_Lines of data_
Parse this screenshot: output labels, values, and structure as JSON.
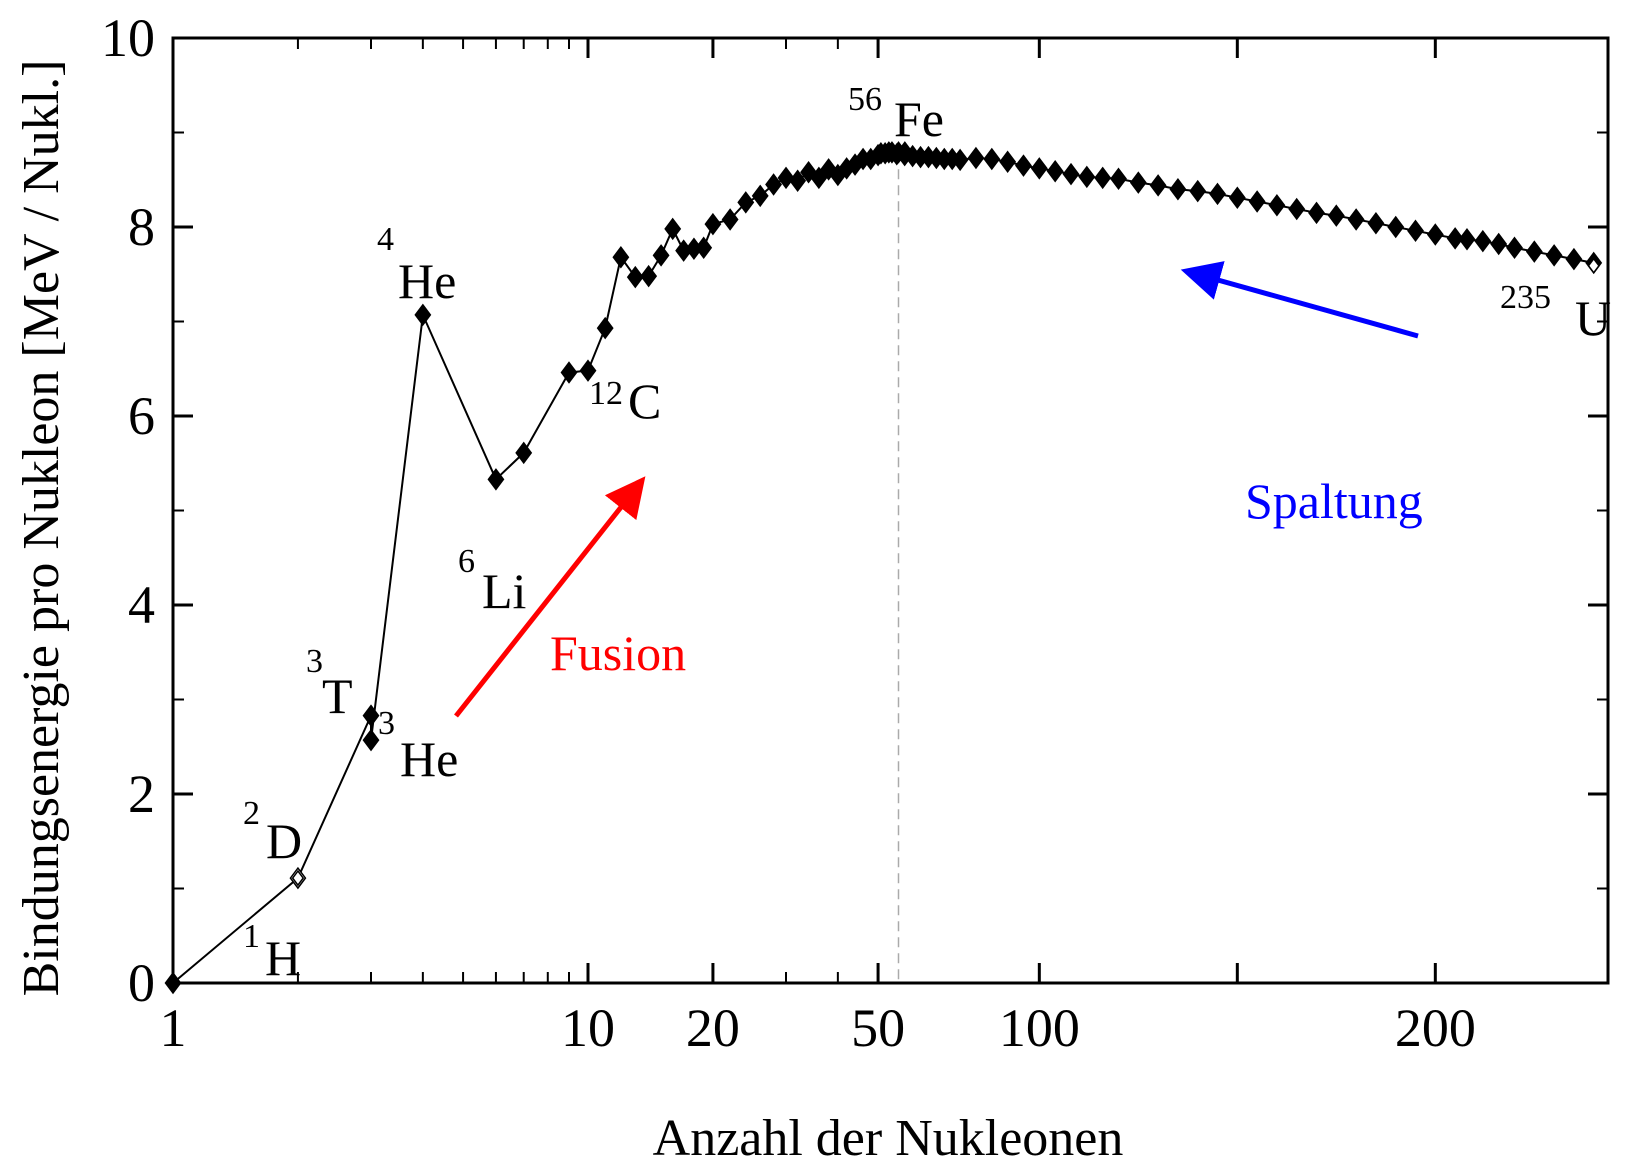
{
  "chart_data": {
    "type": "line",
    "xlabel": "Anzahl der Nukleonen",
    "ylabel": "Bindungsenergie pro Nukleon [MeV / Nukl.]",
    "ylim": [
      0,
      10
    ],
    "xlim": [
      1,
      240
    ],
    "x_scale": "broken: log below ~58, linear above",
    "x_ticks": [
      {
        "value": 1,
        "label": "1"
      },
      {
        "value": 10,
        "label": "10"
      },
      {
        "value": 20,
        "label": "20"
      },
      {
        "value": 50,
        "label": "50"
      },
      {
        "value": 100,
        "label": "100"
      },
      {
        "value": 200,
        "label": "200"
      }
    ],
    "y_ticks": [
      {
        "value": 0,
        "label": "0"
      },
      {
        "value": 2,
        "label": "2"
      },
      {
        "value": 4,
        "label": "4"
      },
      {
        "value": 6,
        "label": "6"
      },
      {
        "value": 8,
        "label": "8"
      },
      {
        "value": 10,
        "label": "10"
      }
    ],
    "grid": false,
    "series": [
      {
        "marker": "filled-diamond",
        "color": "#000000",
        "points": [
          [
            1,
            0.0
          ],
          [
            2,
            1.11
          ],
          [
            3,
            2.83
          ],
          [
            3,
            2.57
          ],
          [
            4,
            7.07
          ],
          [
            6,
            5.33
          ],
          [
            7,
            5.61
          ],
          [
            9,
            6.46
          ],
          [
            10,
            6.48
          ],
          [
            11,
            6.93
          ],
          [
            12,
            7.68
          ],
          [
            13,
            7.47
          ],
          [
            14,
            7.48
          ],
          [
            15,
            7.7
          ],
          [
            16,
            7.98
          ],
          [
            17,
            7.75
          ],
          [
            18,
            7.77
          ],
          [
            19,
            7.78
          ],
          [
            20,
            8.03
          ],
          [
            22,
            8.08
          ],
          [
            24,
            8.26
          ],
          [
            26,
            8.33
          ],
          [
            28,
            8.45
          ],
          [
            30,
            8.52
          ],
          [
            32,
            8.49
          ],
          [
            34,
            8.58
          ],
          [
            36,
            8.52
          ],
          [
            38,
            8.61
          ],
          [
            40,
            8.55
          ],
          [
            42,
            8.62
          ],
          [
            44,
            8.66
          ],
          [
            46,
            8.72
          ],
          [
            48,
            8.72
          ],
          [
            50,
            8.76
          ],
          [
            52,
            8.78
          ],
          [
            54,
            8.79
          ],
          [
            56,
            8.79
          ],
          [
            58,
            8.79
          ],
          [
            60,
            8.78
          ],
          [
            62,
            8.79
          ],
          [
            64,
            8.77
          ],
          [
            66,
            8.76
          ],
          [
            68,
            8.75
          ],
          [
            70,
            8.74
          ],
          [
            72,
            8.74
          ],
          [
            74,
            8.73
          ],
          [
            76,
            8.72
          ],
          [
            78,
            8.72
          ],
          [
            80,
            8.71
          ],
          [
            84,
            8.73
          ],
          [
            88,
            8.72
          ],
          [
            92,
            8.69
          ],
          [
            96,
            8.65
          ],
          [
            100,
            8.62
          ],
          [
            104,
            8.59
          ],
          [
            108,
            8.56
          ],
          [
            112,
            8.53
          ],
          [
            116,
            8.52
          ],
          [
            120,
            8.51
          ],
          [
            125,
            8.47
          ],
          [
            130,
            8.44
          ],
          [
            135,
            8.4
          ],
          [
            140,
            8.38
          ],
          [
            145,
            8.35
          ],
          [
            150,
            8.31
          ],
          [
            155,
            8.27
          ],
          [
            160,
            8.23
          ],
          [
            165,
            8.19
          ],
          [
            170,
            8.15
          ],
          [
            175,
            8.12
          ],
          [
            180,
            8.08
          ],
          [
            185,
            8.04
          ],
          [
            190,
            8.0
          ],
          [
            195,
            7.96
          ],
          [
            200,
            7.92
          ],
          [
            205,
            7.88
          ],
          [
            208,
            7.87
          ],
          [
            212,
            7.85
          ],
          [
            216,
            7.82
          ],
          [
            220,
            7.78
          ],
          [
            225,
            7.74
          ],
          [
            230,
            7.7
          ],
          [
            235,
            7.66
          ],
          [
            240,
            7.62
          ]
        ]
      }
    ],
    "open_markers": [
      {
        "x": 2,
        "y": 1.11
      },
      {
        "x": 240,
        "y": 7.59
      }
    ],
    "reference_line": {
      "x": 56,
      "style": "dashed",
      "color": "#aaaaaa"
    },
    "isotope_labels": [
      {
        "mass": "1",
        "symbol": "H"
      },
      {
        "mass": "2",
        "symbol": "D"
      },
      {
        "mass": "3",
        "symbol": "T"
      },
      {
        "mass": "3",
        "symbol": "He"
      },
      {
        "mass": "4",
        "symbol": "He"
      },
      {
        "mass": "6",
        "symbol": "Li"
      },
      {
        "mass": "12",
        "symbol": "C"
      },
      {
        "mass": "56",
        "symbol": "Fe"
      },
      {
        "mass": "235",
        "symbol": "U"
      }
    ],
    "annotations": [
      {
        "text": "Fusion",
        "color": "#ff0000",
        "arrow": "up-right"
      },
      {
        "text": "Spaltung",
        "color": "#0000ff",
        "arrow": "up-left"
      }
    ]
  }
}
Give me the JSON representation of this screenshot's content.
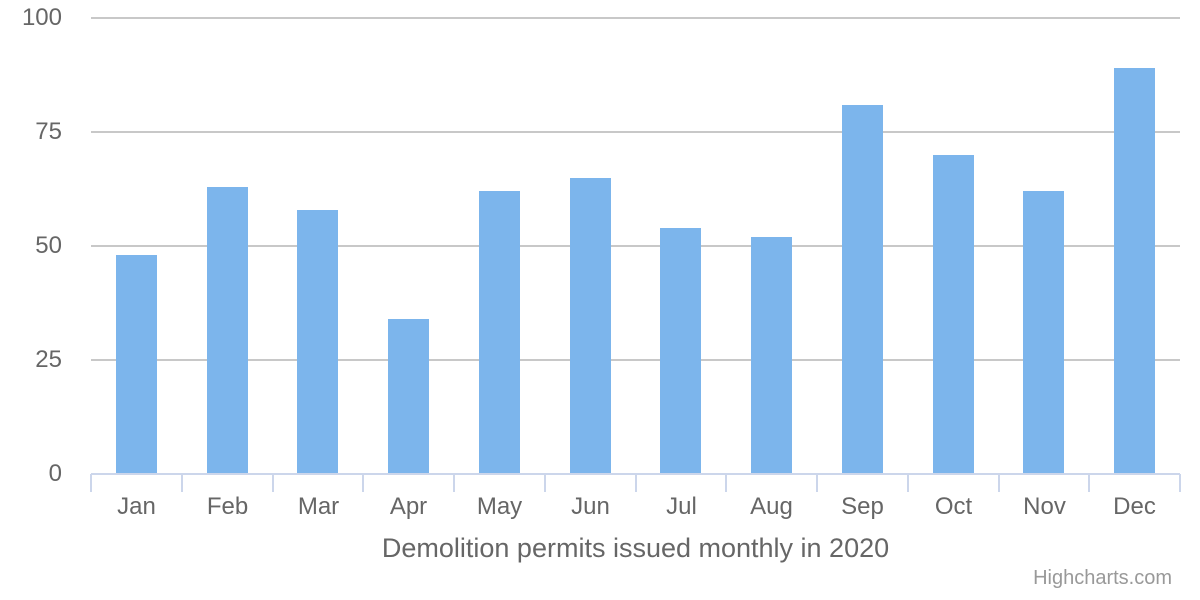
{
  "chart_data": {
    "type": "bar",
    "categories": [
      "Jan",
      "Feb",
      "Mar",
      "Apr",
      "May",
      "Jun",
      "Jul",
      "Aug",
      "Sep",
      "Oct",
      "Nov",
      "Dec"
    ],
    "values": [
      48,
      63,
      58,
      34,
      62,
      65,
      54,
      52,
      81,
      70,
      62,
      89
    ],
    "title": "Demolition permits issued monthly in 2020",
    "xlabel": "",
    "ylabel": "",
    "ylim": [
      0,
      100
    ],
    "yticks": [
      0,
      25,
      50,
      75,
      100
    ],
    "grid": true,
    "legend": false,
    "bar_color": "#7cb5ec",
    "grid_color": "#c8c8c8",
    "axis_line_color": "#ccd6eb",
    "label_color": "#666666",
    "title_color": "#666666"
  },
  "credits": {
    "label": "Highcharts.com",
    "color": "#999999"
  }
}
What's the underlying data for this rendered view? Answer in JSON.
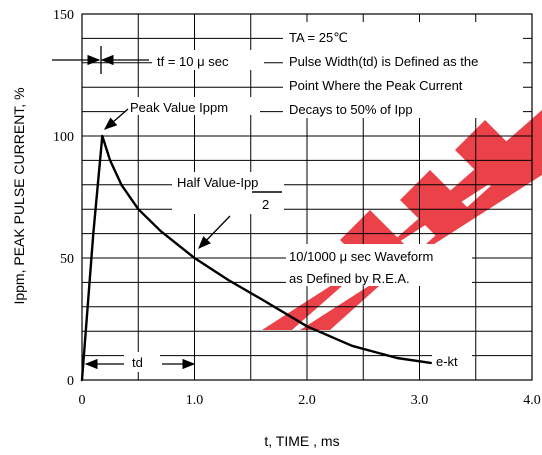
{
  "chart_data": {
    "type": "line",
    "title": "",
    "xlabel": "t, TIME , ms",
    "ylabel": "Ippm, PEAK PULSE CURRENT, %",
    "xlim": [
      0,
      4.0
    ],
    "ylim": [
      0,
      150
    ],
    "x_ticks": [
      {
        "value": 0,
        "label": "0"
      },
      {
        "value": 1.0,
        "label": "1.0"
      },
      {
        "value": 2.0,
        "label": "2.0"
      },
      {
        "value": 3.0,
        "label": "3.0"
      },
      {
        "value": 4.0,
        "label": "4.0"
      }
    ],
    "y_ticks": [
      {
        "value": 0,
        "label": "0"
      },
      {
        "value": 50,
        "label": "50"
      },
      {
        "value": 100,
        "label": "100"
      },
      {
        "value": 150,
        "label": "150"
      }
    ],
    "grid": true,
    "series": [
      {
        "color": "#000000",
        "x": [
          0.0,
          0.1,
          0.18,
          0.25,
          0.35,
          0.5,
          0.7,
          1.0,
          1.3,
          1.6,
          2.0,
          2.4,
          2.8,
          3.1
        ],
        "y": [
          0,
          60,
          100,
          90,
          80,
          70,
          61,
          50,
          41,
          33,
          22,
          14,
          9,
          7
        ]
      }
    ],
    "annotations": {
      "ta": "TA = 25℃",
      "pulse_width_line1": "Pulse Width(td) is Defined as the",
      "pulse_width_line2": "Point Where the Peak Current",
      "pulse_width_line3": "Decays to 50% of Ipp",
      "tf": "tf = 10 μ sec",
      "peak": "Peak Value Ippm",
      "half_value": "Half Value-Ipp",
      "half_value_denominator": "2",
      "waveform_line1": "10/1000 μ sec Waveform",
      "waveform_line2": "as Defined by R.E.A.",
      "td": "td",
      "ekt": "e-kt"
    }
  },
  "watermark": {
    "color": "#e8222a"
  }
}
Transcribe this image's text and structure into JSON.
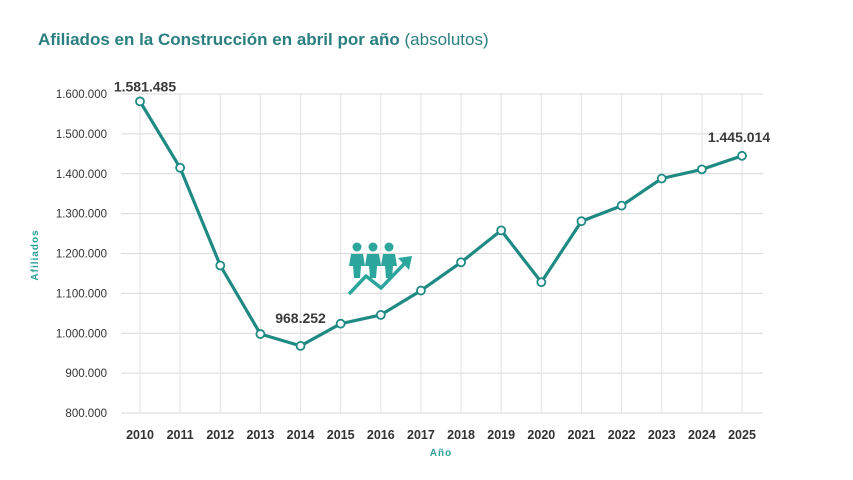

_Do this_
Only lines with the word "mass" should be collected from the material.

_Output for this exercise_
        "mass": "1",
        "mass": "2",
        "mass": "3",
        "mass": "3",
        "mass": "4",
        "mass": "6",
        "mass": "12",
        "mass": "56",
        "mass": "235",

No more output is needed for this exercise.